> _Extracted records_
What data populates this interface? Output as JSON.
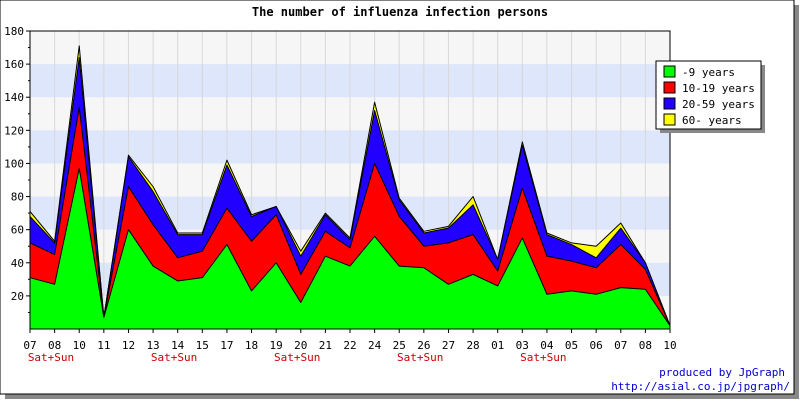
{
  "chart_data": {
    "type": "area",
    "stacked": true,
    "title": "The number of influenza infection persons",
    "xlabel": "",
    "ylabel": "",
    "ylim": [
      0,
      180
    ],
    "yticks": [
      20,
      40,
      60,
      80,
      100,
      120,
      140,
      160,
      180
    ],
    "categories": [
      "07",
      "08",
      "10",
      "11",
      "12",
      "13",
      "14",
      "15",
      "17",
      "18",
      "19",
      "20",
      "21",
      "22",
      "24",
      "25",
      "26",
      "27",
      "28",
      "01",
      "03",
      "04",
      "05",
      "06",
      "07",
      "08",
      "10"
    ],
    "weekend_label": "Sat+Sun",
    "weekend_indices": [
      0,
      5,
      10,
      15,
      20
    ],
    "grid": "horizontal",
    "legend_position": "right",
    "series": [
      {
        "name": "-9 years",
        "color": "#00ff00",
        "values": [
          31,
          27,
          97,
          7,
          60,
          38,
          29,
          31,
          51,
          23,
          40,
          16,
          44,
          38,
          56,
          38,
          37,
          27,
          33,
          26,
          55,
          21,
          23,
          21,
          25,
          24,
          2
        ]
      },
      {
        "name": "10-19 years",
        "color": "#ff0000",
        "values": [
          21,
          18,
          37,
          0,
          26,
          25,
          14,
          16,
          22,
          30,
          29,
          17,
          15,
          11,
          44,
          30,
          13,
          25,
          24,
          9,
          30,
          23,
          18,
          16,
          26,
          12,
          0
        ]
      },
      {
        "name": "20-59 years",
        "color": "#2200ff",
        "values": [
          16,
          7,
          30,
          0,
          18,
          20,
          14,
          10,
          26,
          15,
          5,
          11,
          10,
          5,
          32,
          10,
          8,
          9,
          18,
          7,
          26,
          13,
          10,
          6,
          10,
          4,
          0
        ]
      },
      {
        "name": "60- years",
        "color": "#ffff00",
        "values": [
          3,
          1,
          7,
          0,
          1,
          3,
          1,
          1,
          3,
          1,
          0,
          3,
          1,
          1,
          5,
          1,
          1,
          1,
          5,
          0,
          2,
          1,
          1,
          7,
          3,
          0,
          0
        ]
      }
    ]
  },
  "footer": {
    "line1": "produced by JpGraph",
    "line2": "http://asial.co.jp/jpgraph/"
  }
}
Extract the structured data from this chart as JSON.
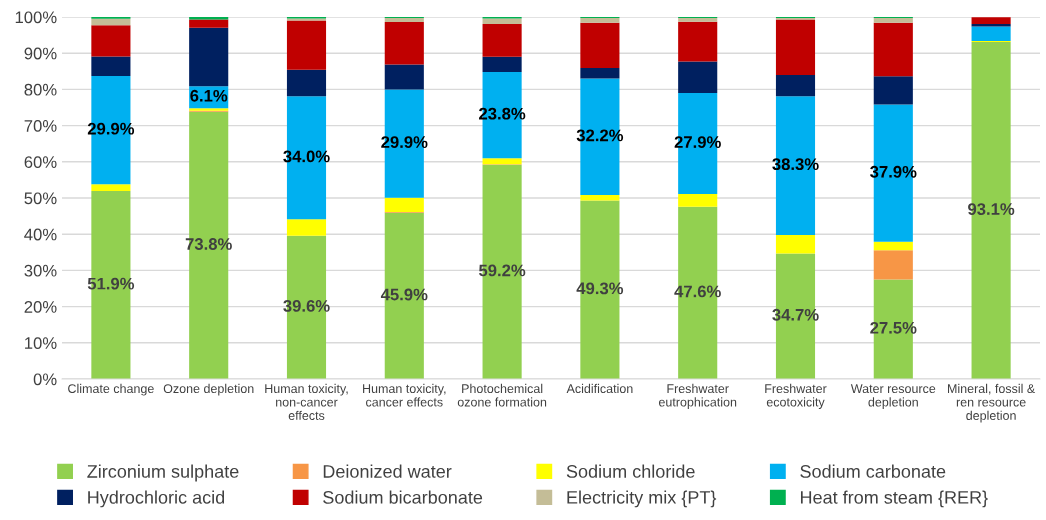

> _Given problem_
Transcribe the complete set of entries verbatim. No pictures belong in the copy.

> _Response to the task_
What data populates this interface? Output as JSON.
{
  "chart_data": {
    "type": "area",
    "stacked": true,
    "title": "The number of influenza infection persons",
    "xlabel": "",
    "ylabel": "",
    "ylim": [
      0,
      180
    ],
    "yticks": [
      20,
      40,
      60,
      80,
      100,
      120,
      140,
      160,
      180
    ],
    "categories": [
      "07",
      "08",
      "10",
      "11",
      "12",
      "13",
      "14",
      "15",
      "17",
      "18",
      "19",
      "20",
      "21",
      "22",
      "24",
      "25",
      "26",
      "27",
      "28",
      "01",
      "03",
      "04",
      "05",
      "06",
      "07",
      "08",
      "10"
    ],
    "weekend_label": "Sat+Sun",
    "weekend_indices": [
      0,
      5,
      10,
      15,
      20
    ],
    "grid": "horizontal",
    "legend_position": "right",
    "series": [
      {
        "name": "-9 years",
        "color": "#00ff00",
        "values": [
          31,
          27,
          97,
          7,
          60,
          38,
          29,
          31,
          51,
          23,
          40,
          16,
          44,
          38,
          56,
          38,
          37,
          27,
          33,
          26,
          55,
          21,
          23,
          21,
          25,
          24,
          2
        ]
      },
      {
        "name": "10-19 years",
        "color": "#ff0000",
        "values": [
          21,
          18,
          37,
          0,
          26,
          25,
          14,
          16,
          22,
          30,
          29,
          17,
          15,
          11,
          44,
          30,
          13,
          25,
          24,
          9,
          30,
          23,
          18,
          16,
          26,
          12,
          0
        ]
      },
      {
        "name": "20-59 years",
        "color": "#2200ff",
        "values": [
          16,
          7,
          30,
          0,
          18,
          20,
          14,
          10,
          26,
          15,
          5,
          11,
          10,
          5,
          32,
          10,
          8,
          9,
          18,
          7,
          26,
          13,
          10,
          6,
          10,
          4,
          0
        ]
      },
      {
        "name": "60- years",
        "color": "#ffff00",
        "values": [
          3,
          1,
          7,
          0,
          1,
          3,
          1,
          1,
          3,
          1,
          0,
          3,
          1,
          1,
          5,
          1,
          1,
          1,
          5,
          0,
          2,
          1,
          1,
          7,
          3,
          0,
          0
        ]
      }
    ]
  },
  "footer": {
    "line1": "produced by JpGraph",
    "line2": "http://asial.co.jp/jpgraph/"
  }
}
Extract the structured data from this chart as JSON.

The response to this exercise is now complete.